DESCRIPTION OF THE TASK — Give the data a second time, exactly and in full.

────────

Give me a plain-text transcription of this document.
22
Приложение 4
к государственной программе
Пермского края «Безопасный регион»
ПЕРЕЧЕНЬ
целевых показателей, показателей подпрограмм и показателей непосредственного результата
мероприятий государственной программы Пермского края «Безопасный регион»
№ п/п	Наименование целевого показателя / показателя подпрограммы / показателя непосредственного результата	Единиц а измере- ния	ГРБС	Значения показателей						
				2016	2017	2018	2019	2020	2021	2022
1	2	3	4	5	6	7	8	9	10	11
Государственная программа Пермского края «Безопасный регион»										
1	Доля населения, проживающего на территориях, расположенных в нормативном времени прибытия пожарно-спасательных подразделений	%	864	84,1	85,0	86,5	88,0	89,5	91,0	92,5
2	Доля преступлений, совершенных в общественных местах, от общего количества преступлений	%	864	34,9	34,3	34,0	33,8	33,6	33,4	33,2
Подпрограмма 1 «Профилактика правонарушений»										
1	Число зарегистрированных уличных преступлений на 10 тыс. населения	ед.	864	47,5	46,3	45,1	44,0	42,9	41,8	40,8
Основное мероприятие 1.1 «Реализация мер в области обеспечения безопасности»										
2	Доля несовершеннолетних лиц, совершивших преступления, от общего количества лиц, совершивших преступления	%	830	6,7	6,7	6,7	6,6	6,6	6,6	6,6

────────

SOLUTION —
Give me a plain-text transcription of this document.
22
Приложение 4
к государственной программе
Пермского края «Безопасный регион»
ПЕРЕЧЕНЬ
целевых показателей, показателей подпрограмм и показателей непосредственного результата
мероприятий государственной программы Пермского края «Безопасный регион»
№ п/п	Наименование целевого показателя / показателя подпрограммы / показателя непосредственного результата	Единиц а измере- ния	ГРБС	Значения показателей						
				2016	2017	2018	2019	2020	2021	2022
1	2	3	4	5	6	7	8	9	10	11
Государственная программа Пермского края «Безопасный регион»										
1	Доля населения, проживающего на территориях, расположенных в нормативном времени прибытия пожарно-спасательных подразделений	%	864	84,1	85,0	86,5	88,0	89,5	91,0	92,5
2	Доля преступлений, совершенных в общественных местах, от общего количества преступлений	%	864	34,9	34,3	34,0	33,8	33,6	33,4	33,2
Подпрограмма 1 «Профилактика правонарушений»										
1	Число зарегистрированных уличных преступлений на 10 тыс. населения	ед.	864	47,5	46,3	45,1	44,0	42,9	41,8	40,8
Основное мероприятие 1.1 «Реализация мер в области обеспечения безопасности»										
2	Доля несовершеннолетних лиц, совершивших преступления, от общего количества лиц, совершивших преступления	%	830	6,7	6,7	6,7	6,6	6,6	6,6	6,6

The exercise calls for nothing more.